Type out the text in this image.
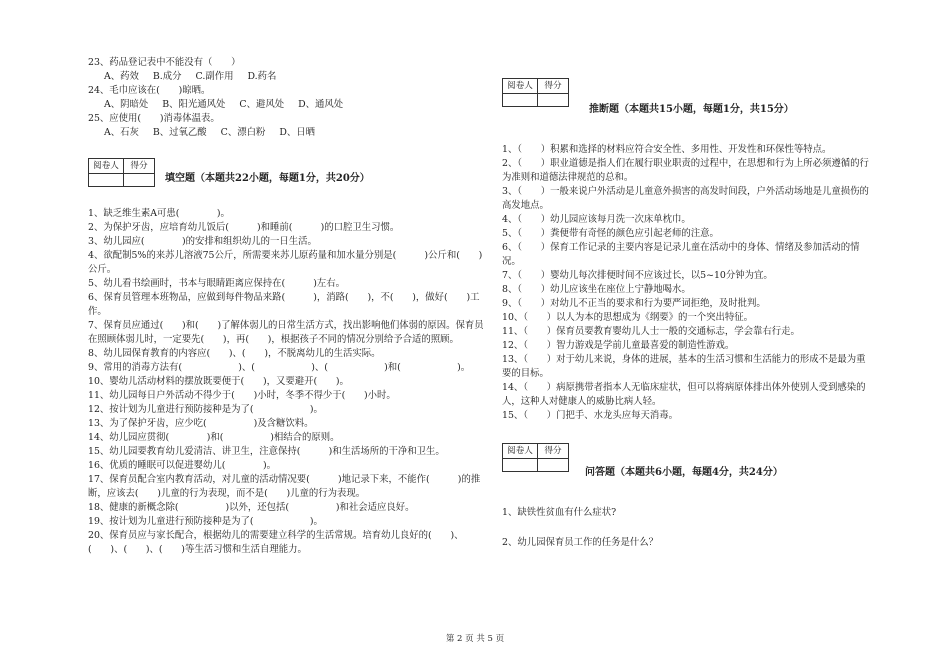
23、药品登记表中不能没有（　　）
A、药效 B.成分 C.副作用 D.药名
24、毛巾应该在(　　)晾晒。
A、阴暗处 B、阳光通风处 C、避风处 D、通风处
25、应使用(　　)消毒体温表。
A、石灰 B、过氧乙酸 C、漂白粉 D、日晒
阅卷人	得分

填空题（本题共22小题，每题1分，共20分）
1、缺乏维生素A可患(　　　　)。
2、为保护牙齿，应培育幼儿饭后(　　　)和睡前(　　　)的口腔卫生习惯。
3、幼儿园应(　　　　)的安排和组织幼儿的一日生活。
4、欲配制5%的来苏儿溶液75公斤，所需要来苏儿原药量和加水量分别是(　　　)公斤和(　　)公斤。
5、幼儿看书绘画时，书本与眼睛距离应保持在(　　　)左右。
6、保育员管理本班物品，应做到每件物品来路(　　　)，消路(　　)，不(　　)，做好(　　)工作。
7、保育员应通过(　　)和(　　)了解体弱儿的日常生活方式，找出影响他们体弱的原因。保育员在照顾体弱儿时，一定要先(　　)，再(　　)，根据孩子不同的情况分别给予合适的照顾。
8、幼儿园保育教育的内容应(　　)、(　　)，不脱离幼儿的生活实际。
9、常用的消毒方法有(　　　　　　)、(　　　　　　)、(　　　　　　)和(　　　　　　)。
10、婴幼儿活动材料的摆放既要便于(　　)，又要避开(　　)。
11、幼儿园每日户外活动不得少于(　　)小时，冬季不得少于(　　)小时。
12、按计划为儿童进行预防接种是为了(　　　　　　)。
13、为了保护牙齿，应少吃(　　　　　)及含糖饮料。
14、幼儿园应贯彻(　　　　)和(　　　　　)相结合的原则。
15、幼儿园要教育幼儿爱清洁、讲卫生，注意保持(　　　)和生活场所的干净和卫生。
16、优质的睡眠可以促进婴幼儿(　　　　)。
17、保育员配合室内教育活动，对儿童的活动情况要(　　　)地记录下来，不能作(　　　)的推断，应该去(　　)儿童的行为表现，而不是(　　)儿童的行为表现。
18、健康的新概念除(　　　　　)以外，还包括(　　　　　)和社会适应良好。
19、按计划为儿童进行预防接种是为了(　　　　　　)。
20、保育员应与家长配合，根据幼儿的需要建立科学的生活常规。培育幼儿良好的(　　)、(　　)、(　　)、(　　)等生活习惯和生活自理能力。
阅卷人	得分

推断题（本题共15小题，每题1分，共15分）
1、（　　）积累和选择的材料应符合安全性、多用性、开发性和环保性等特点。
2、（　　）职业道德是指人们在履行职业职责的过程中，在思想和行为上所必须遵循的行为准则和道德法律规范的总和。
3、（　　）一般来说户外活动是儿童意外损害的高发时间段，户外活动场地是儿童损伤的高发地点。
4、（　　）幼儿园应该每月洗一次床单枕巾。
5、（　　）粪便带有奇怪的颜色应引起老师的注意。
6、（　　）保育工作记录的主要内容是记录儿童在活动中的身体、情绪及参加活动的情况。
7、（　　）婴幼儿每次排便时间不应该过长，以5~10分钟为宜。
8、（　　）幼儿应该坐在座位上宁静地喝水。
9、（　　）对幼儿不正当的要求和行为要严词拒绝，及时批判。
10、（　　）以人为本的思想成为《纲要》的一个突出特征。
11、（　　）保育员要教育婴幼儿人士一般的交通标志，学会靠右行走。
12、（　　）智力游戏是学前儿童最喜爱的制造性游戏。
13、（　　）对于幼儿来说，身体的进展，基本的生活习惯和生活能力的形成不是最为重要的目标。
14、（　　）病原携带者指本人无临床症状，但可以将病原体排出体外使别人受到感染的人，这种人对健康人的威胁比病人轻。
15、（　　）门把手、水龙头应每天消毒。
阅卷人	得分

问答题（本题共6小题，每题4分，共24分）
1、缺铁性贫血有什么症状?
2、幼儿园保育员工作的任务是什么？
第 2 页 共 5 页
==
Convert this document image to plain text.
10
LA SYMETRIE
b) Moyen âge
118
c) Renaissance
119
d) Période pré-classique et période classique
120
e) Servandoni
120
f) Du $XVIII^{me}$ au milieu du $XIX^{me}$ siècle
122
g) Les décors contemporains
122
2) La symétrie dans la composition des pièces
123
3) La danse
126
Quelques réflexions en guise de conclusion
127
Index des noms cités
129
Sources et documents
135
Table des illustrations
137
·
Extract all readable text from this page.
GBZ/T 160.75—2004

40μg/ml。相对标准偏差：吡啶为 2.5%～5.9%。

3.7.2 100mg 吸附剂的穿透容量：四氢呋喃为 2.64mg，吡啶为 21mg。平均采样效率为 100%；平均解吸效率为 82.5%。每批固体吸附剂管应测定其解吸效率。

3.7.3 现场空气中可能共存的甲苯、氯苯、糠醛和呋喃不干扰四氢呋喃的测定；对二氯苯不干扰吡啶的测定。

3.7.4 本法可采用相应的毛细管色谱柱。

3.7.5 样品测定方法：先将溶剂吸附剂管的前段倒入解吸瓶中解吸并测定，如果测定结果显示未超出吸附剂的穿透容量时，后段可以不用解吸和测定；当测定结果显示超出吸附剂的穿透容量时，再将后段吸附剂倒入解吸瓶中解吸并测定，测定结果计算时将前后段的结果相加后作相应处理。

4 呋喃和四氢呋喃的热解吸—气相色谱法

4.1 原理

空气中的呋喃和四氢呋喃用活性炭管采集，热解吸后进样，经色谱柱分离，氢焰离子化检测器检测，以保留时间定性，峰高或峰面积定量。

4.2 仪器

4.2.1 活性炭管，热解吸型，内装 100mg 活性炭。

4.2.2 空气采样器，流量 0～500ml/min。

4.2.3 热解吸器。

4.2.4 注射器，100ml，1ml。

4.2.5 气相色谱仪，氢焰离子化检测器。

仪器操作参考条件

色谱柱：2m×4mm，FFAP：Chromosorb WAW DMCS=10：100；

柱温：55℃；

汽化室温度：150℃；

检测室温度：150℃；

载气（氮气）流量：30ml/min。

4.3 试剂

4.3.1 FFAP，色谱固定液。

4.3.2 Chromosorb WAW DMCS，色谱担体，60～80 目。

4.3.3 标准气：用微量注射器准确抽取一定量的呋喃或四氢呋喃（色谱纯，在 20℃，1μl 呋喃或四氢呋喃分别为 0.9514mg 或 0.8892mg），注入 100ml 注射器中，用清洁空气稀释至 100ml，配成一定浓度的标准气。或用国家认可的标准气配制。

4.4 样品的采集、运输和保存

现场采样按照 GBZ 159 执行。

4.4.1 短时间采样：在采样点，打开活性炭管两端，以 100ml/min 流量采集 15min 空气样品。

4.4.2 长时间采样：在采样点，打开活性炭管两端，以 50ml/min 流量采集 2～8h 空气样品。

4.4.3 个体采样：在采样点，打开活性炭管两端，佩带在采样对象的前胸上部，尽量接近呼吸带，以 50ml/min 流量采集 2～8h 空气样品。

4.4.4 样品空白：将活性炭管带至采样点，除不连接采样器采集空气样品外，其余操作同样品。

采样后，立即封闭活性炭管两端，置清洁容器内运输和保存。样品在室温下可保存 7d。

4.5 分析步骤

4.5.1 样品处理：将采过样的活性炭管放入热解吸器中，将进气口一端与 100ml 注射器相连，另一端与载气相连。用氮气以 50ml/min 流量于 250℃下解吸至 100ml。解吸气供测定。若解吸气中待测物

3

▶ _Exercise_
Select every line of the records holding the string "image".

▶ _Finished exercise_
Type out the text in this image.
Convert this document image to plain text.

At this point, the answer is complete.